*Data for processing:*
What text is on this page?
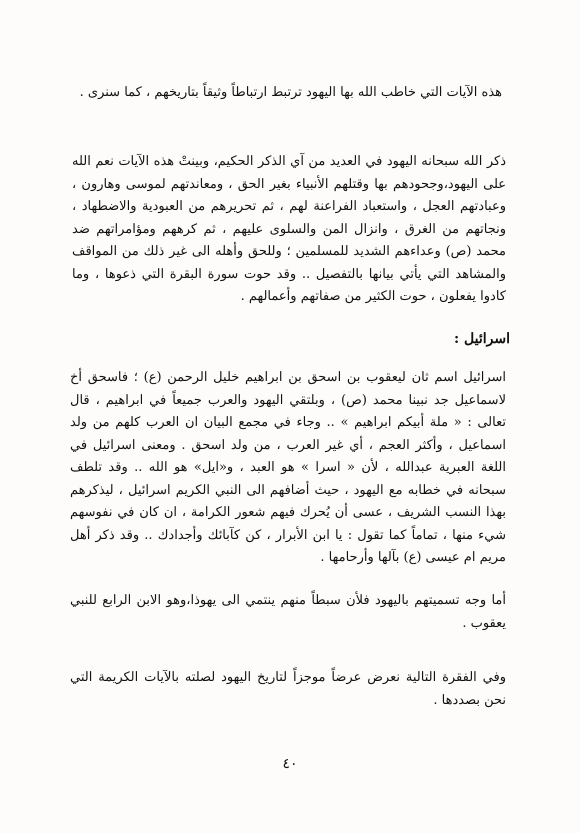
هذه الآيات التي خاطب الله بها اليهود ترتبط ارتباطاً وثيقاً بتاريخهم ، كما سنرى .

ذكر الله سبحانه اليهود في العديد من آي الذكر الحكيم، وبينتْ هذه الآيات نعم الله على اليهود،وجحودهم بها وقتلهم الأنبياء بغير الحق ، ومعاندتهم لموسى وهارون ، وعبادتهم العجل ، واستعباد الفراعنة لهم ، ثم تحريرهم من العبودية والاضطهاد ، ونجاتهم من الغرق ، وانزال المن والسلوى عليهم ، ثم كرههم ومؤامراتهم ضد محمد (ص) وعداءهم الشديد للمسلمين ؛ وللحق وأهله الى غير ذلك من المواقف والمشاهد التي يأتي بيانها بالتفصيل .. وقد حوت سورة البقرة التي ذعوها ، وما كادوا يفعلون ، حوت الكثير من صفاتهم وأعمالهم .

اسرائيل :

اسرائيل اسم ثان ليعقوب بن اسحق بن ابراهيم خليل الرحمن (ع) ؛ فاسحق أخ لاسماعيل جد نبينا محمد (ص) ، وبلتقي اليهود والعرب جميعاً في ابراهيم ، قال تعالى : « ملة أبيكم ابراهيم » .. وجاء في مجمع البيان ان العرب كلهم من ولد اسماعيل ، وأكثر العجم ، أي غير العرب ، من ولد اسحق . ومعنى اسرائيل في اللغة العبرية عبدالله ، لأن « اسرا » هو العبد ، و«ايل» هو الله .. وقد تلطف سبحانه في خطابه مع اليهود ، حيث أضافهم الى النبي الكريم اسرائيل ، ليذكرهم بهذا النسب الشريف ، عسى أن يُحرك فيهم شعور الكرامة ، ان كان في نفوسهم شيء منها ، تماماً كما تقول : يا ابن الأبرار ، كن كآبائك وأجدادك .. وقد ذكر أهل مريم ام عيسى (ع) بآلها وأرحامها .

أما وجه تسميتهم باليهود فلأن سبطاً منهم ينتمي الى يهوذا،وهو الابن الرابع للنبي يعقوب .

وفي الفقرة التالية نعرض عرضاً موجزاً لتاريخ اليهود لصلته بالآيات الكريمة التي نحن بصددها .

٤٠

*Work instructions:* With the pictures omitted, reproduce the records in full and exactly.

*Right answer:*
What text is on this page?
هذه الآيات التي خاطب الله بها اليهود ترتبط ارتباطاً وثيقاً بتاريخهم ، كما سنرى .

ذكر الله سبحانه اليهود في العديد من آي الذكر الحكيم، وبينتْ هذه الآيات نعم الله على اليهود،وجحودهم بها وقتلهم الأنبياء بغير الحق ، ومعاندتهم لموسى وهارون ، وعبادتهم العجل ، واستعباد الفراعنة لهم ، ثم تحريرهم من العبودية والاضطهاد ، ونجاتهم من الغرق ، وانزال المن والسلوى عليهم ، ثم كرههم ومؤامراتهم ضد محمد (ص) وعداءهم الشديد للمسلمين ؛ وللحق وأهله الى غير ذلك من المواقف والمشاهد التي يأتي بيانها بالتفصيل .. وقد حوت سورة البقرة التي ذعوها ، وما كادوا يفعلون ، حوت الكثير من صفاتهم وأعمالهم .

اسرائيل :

اسرائيل اسم ثان ليعقوب بن اسحق بن ابراهيم خليل الرحمن (ع) ؛ فاسحق أخ لاسماعيل جد نبينا محمد (ص) ، وبلتقي اليهود والعرب جميعاً في ابراهيم ، قال تعالى : « ملة أبيكم ابراهيم » .. وجاء في مجمع البيان ان العرب كلهم من ولد اسماعيل ، وأكثر العجم ، أي غير العرب ، من ولد اسحق . ومعنى اسرائيل في اللغة العبرية عبدالله ، لأن « اسرا » هو العبد ، و«ايل» هو الله .. وقد تلطف سبحانه في خطابه مع اليهود ، حيث أضافهم الى النبي الكريم اسرائيل ، ليذكرهم بهذا النسب الشريف ، عسى أن يُحرك فيهم شعور الكرامة ، ان كان في نفوسهم شيء منها ، تماماً كما تقول : يا ابن الأبرار ، كن كآبائك وأجدادك .. وقد ذكر أهل مريم ام عيسى (ع) بآلها وأرحامها .

أما وجه تسميتهم باليهود فلأن سبطاً منهم ينتمي الى يهوذا،وهو الابن الرابع للنبي يعقوب .

وفي الفقرة التالية نعرض عرضاً موجزاً لتاريخ اليهود لصلته بالآيات الكريمة التي نحن بصددها .

٤٠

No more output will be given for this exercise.